What you have to do: Transcribe the material below exactly as it appears.

(Data records)
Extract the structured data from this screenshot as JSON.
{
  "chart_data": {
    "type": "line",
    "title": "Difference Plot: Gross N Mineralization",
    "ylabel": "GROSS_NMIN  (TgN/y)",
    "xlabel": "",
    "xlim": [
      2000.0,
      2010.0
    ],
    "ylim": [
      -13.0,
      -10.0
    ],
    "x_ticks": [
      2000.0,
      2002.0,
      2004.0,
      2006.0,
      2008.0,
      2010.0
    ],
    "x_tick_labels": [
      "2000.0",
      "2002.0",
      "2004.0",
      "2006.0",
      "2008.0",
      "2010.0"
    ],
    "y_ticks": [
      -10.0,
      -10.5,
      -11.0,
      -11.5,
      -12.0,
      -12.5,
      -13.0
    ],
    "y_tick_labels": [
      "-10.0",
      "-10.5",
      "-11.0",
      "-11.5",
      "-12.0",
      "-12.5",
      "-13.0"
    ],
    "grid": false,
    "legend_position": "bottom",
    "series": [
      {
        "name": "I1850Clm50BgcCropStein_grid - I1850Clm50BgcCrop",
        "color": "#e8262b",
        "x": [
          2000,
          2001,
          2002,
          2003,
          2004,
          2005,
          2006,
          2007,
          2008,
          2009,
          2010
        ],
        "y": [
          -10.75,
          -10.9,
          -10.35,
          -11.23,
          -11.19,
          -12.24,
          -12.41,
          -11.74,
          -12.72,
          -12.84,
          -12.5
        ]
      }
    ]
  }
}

Worked solution:
Extract the structured data from this screenshot as JSON.
{
  "chart_data": {
    "type": "line",
    "title": "Difference Plot: Gross N Mineralization",
    "ylabel": "GROSS_NMIN  (TgN/y)",
    "xlabel": "",
    "xlim": [
      2000.0,
      2010.0
    ],
    "ylim": [
      -13.0,
      -10.0
    ],
    "x_ticks": [
      2000.0,
      2002.0,
      2004.0,
      2006.0,
      2008.0,
      2010.0
    ],
    "x_tick_labels": [
      "2000.0",
      "2002.0",
      "2004.0",
      "2006.0",
      "2008.0",
      "2010.0"
    ],
    "y_ticks": [
      -10.0,
      -10.5,
      -11.0,
      -11.5,
      -12.0,
      -12.5,
      -13.0
    ],
    "y_tick_labels": [
      "-10.0",
      "-10.5",
      "-11.0",
      "-11.5",
      "-12.0",
      "-12.5",
      "-13.0"
    ],
    "grid": false,
    "legend_position": "bottom",
    "series": [
      {
        "name": "I1850Clm50BgcCropStein_grid - I1850Clm50BgcCrop",
        "color": "#e8262b",
        "x": [
          2000,
          2001,
          2002,
          2003,
          2004,
          2005,
          2006,
          2007,
          2008,
          2009,
          2010
        ],
        "y": [
          -10.75,
          -10.9,
          -10.35,
          -11.23,
          -11.19,
          -12.24,
          -12.41,
          -11.74,
          -12.72,
          -12.84,
          -12.5
        ]
      }
    ]
  }
}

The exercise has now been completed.